● **Description of the task**: Print, exactly and completely, every entry in the data.

━━━━━━

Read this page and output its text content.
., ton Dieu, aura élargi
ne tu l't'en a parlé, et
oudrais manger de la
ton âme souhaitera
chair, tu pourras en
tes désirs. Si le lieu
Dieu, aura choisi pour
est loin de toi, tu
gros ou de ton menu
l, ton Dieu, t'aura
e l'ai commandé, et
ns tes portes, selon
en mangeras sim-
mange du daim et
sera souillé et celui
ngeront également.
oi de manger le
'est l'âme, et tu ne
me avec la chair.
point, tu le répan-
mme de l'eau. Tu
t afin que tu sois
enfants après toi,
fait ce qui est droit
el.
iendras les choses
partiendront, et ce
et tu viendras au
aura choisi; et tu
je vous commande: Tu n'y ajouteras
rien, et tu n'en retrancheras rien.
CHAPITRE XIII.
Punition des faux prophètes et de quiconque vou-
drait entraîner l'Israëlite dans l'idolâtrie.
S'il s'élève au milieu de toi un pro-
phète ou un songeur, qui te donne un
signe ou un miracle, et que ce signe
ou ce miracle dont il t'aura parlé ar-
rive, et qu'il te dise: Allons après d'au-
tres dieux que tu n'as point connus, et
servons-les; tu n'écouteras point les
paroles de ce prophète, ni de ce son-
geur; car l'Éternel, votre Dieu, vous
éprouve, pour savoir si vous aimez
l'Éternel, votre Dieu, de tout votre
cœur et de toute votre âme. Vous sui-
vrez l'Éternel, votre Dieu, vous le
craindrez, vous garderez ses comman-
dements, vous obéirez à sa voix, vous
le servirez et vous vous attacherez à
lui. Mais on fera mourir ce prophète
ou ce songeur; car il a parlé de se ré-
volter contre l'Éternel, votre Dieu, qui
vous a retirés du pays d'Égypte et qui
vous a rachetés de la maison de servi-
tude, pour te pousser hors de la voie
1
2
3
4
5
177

━━━━━━

● **Reply**:
Read this page and output its text content.
., ton Dieu, aura élargi
ne tu l't'en a parlé, et
oudrais manger de la
ton âme souhaitera
chair, tu pourras en
tes désirs. Si le lieu
Dieu, aura choisi pour
est loin de toi, tu
gros ou de ton menu
l, ton Dieu, t'aura
e l'ai commandé, et
ns tes portes, selon
en mangeras sim-
mange du daim et
sera souillé et celui
ngeront également.
oi de manger le
'est l'âme, et tu ne
me avec la chair.
point, tu le répan-
mme de l'eau. Tu
t afin que tu sois
enfants après toi,
fait ce qui est droit
el.
iendras les choses
partiendront, et ce
et tu viendras au
aura choisi; et tu
je vous commande: Tu n'y ajouteras
rien, et tu n'en retrancheras rien.
CHAPITRE XIII.
Punition des faux prophètes et de quiconque vou-
drait entraîner l'Israëlite dans l'idolâtrie.
S'il s'élève au milieu de toi un pro-
phète ou un songeur, qui te donne un
signe ou un miracle, et que ce signe
ou ce miracle dont il t'aura parlé ar-
rive, et qu'il te dise: Allons après d'au-
tres dieux que tu n'as point connus, et
servons-les; tu n'écouteras point les
paroles de ce prophète, ni de ce son-
geur; car l'Éternel, votre Dieu, vous
éprouve, pour savoir si vous aimez
l'Éternel, votre Dieu, de tout votre
cœur et de toute votre âme. Vous sui-
vrez l'Éternel, votre Dieu, vous le
craindrez, vous garderez ses comman-
dements, vous obéirez à sa voix, vous
le servirez et vous vous attacherez à
lui. Mais on fera mourir ce prophète
ou ce songeur; car il a parlé de se ré-
volter contre l'Éternel, votre Dieu, qui
vous a retirés du pays d'Égypte et qui
vous a rachetés de la maison de servi-
tude, pour te pousser hors de la voie
1
2
3
4
5
177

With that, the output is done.